- _The problem_
Look through the data and write out every line with the word "rooftop" in it.

■ ■ ■ ■ ■

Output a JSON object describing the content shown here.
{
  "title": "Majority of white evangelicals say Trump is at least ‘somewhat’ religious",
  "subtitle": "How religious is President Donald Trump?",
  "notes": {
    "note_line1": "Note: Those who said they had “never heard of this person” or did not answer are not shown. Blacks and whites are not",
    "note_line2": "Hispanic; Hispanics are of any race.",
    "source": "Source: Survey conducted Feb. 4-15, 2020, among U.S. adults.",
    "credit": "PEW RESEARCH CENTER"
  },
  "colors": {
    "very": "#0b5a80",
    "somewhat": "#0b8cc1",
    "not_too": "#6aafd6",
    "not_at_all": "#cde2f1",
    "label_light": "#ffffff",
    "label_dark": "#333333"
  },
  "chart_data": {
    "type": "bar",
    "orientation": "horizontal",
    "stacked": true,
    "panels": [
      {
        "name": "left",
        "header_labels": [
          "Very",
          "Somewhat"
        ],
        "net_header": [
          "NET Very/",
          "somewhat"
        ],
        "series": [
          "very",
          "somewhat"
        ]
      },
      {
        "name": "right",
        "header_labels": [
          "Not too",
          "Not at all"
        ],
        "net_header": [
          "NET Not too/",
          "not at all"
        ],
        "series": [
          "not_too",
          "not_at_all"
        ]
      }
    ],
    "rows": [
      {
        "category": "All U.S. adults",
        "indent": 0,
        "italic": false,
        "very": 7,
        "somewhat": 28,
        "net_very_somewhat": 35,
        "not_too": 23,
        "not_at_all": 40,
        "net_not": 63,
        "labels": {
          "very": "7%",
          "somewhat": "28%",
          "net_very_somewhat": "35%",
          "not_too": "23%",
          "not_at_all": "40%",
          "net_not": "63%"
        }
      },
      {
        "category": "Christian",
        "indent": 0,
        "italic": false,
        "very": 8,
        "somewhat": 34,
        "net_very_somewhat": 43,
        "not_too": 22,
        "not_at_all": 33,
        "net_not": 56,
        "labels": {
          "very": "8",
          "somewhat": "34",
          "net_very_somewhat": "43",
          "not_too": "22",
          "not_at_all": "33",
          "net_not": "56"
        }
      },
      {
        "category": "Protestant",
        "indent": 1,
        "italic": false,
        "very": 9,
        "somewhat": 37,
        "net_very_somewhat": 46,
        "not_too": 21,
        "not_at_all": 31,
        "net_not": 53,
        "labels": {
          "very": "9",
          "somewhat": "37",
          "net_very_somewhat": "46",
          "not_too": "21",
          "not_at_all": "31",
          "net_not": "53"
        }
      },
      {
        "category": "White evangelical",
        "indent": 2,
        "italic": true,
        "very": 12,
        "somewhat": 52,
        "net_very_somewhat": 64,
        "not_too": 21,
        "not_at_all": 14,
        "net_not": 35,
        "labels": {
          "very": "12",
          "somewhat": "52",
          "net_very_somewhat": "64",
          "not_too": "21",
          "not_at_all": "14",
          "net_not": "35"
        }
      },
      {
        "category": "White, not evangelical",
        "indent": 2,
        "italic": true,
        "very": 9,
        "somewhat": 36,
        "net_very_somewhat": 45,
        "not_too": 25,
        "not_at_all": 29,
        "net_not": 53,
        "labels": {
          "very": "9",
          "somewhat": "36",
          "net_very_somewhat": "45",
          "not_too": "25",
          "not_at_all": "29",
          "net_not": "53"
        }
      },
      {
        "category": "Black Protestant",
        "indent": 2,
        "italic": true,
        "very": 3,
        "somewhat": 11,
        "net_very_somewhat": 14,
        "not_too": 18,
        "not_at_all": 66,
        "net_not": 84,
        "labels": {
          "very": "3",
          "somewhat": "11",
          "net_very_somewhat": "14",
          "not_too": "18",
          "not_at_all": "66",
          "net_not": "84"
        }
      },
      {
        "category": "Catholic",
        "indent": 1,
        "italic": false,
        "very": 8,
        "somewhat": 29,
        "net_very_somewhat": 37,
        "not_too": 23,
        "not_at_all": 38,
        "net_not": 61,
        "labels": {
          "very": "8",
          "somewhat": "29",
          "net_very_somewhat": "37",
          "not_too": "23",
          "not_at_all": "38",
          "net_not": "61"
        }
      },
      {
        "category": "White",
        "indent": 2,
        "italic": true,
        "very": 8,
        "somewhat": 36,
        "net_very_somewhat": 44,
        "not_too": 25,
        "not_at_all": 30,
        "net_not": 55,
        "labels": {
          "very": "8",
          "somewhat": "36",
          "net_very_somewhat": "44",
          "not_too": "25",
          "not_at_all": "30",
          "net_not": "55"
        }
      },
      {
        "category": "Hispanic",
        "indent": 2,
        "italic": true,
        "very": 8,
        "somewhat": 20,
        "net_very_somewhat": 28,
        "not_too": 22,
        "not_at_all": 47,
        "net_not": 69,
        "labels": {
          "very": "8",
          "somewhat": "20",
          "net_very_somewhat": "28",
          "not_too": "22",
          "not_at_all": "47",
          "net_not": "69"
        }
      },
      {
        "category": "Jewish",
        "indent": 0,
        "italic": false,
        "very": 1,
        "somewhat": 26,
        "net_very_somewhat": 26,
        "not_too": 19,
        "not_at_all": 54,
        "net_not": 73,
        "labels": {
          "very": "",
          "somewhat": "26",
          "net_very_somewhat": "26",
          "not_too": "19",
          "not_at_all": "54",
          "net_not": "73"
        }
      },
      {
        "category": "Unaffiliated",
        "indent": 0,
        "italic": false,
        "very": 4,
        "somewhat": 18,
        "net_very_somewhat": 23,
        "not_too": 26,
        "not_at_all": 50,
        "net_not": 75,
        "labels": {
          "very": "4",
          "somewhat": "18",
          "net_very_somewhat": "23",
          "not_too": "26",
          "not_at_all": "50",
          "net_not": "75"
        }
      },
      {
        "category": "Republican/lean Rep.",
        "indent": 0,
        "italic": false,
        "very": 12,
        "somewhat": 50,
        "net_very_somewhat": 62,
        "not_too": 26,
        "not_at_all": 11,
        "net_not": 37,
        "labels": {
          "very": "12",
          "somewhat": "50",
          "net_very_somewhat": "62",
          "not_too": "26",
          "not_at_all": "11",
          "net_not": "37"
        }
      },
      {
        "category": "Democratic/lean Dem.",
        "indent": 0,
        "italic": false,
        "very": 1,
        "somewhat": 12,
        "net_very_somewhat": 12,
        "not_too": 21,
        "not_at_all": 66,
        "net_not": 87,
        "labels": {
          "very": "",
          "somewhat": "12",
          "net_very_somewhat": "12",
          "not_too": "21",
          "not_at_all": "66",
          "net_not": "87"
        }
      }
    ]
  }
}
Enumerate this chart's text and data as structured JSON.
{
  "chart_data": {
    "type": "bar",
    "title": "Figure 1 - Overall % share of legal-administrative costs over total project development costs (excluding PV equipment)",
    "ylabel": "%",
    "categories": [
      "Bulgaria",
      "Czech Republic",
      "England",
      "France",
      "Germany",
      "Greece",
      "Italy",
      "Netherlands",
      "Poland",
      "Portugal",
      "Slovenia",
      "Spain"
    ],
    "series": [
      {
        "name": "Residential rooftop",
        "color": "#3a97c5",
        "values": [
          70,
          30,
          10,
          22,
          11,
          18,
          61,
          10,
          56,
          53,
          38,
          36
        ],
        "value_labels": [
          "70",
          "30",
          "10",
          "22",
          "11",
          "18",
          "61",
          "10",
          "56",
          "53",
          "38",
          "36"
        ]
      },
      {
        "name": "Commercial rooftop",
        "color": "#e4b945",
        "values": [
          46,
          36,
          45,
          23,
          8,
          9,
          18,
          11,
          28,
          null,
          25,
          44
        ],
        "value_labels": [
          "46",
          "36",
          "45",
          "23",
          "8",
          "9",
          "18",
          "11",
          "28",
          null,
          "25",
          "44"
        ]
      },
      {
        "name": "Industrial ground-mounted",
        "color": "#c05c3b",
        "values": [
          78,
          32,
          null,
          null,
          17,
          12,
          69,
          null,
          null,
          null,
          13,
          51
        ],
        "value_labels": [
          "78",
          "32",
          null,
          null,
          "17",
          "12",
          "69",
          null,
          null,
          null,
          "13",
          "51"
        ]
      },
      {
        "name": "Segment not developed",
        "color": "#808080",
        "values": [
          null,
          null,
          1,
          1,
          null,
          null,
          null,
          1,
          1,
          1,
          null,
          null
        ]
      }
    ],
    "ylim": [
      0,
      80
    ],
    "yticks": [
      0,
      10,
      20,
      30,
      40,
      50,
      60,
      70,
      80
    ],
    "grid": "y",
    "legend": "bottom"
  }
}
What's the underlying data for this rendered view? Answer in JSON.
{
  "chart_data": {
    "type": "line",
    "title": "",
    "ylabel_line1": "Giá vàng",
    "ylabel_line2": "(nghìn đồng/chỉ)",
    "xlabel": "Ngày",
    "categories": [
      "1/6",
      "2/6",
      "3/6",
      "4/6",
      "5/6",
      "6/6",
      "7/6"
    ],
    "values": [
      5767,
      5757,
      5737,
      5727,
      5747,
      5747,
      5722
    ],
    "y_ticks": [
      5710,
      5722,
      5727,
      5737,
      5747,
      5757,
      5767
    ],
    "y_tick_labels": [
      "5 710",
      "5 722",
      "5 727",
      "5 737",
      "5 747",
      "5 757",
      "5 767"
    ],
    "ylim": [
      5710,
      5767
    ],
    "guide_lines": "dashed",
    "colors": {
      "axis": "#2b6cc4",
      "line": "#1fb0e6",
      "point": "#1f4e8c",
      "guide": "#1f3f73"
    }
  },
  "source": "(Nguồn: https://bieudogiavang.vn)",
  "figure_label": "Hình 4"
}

■ ■ ■ ■ ■

- _Worked solution_
        "name": "Residential rooftop",
        "name": "Commercial rooftop",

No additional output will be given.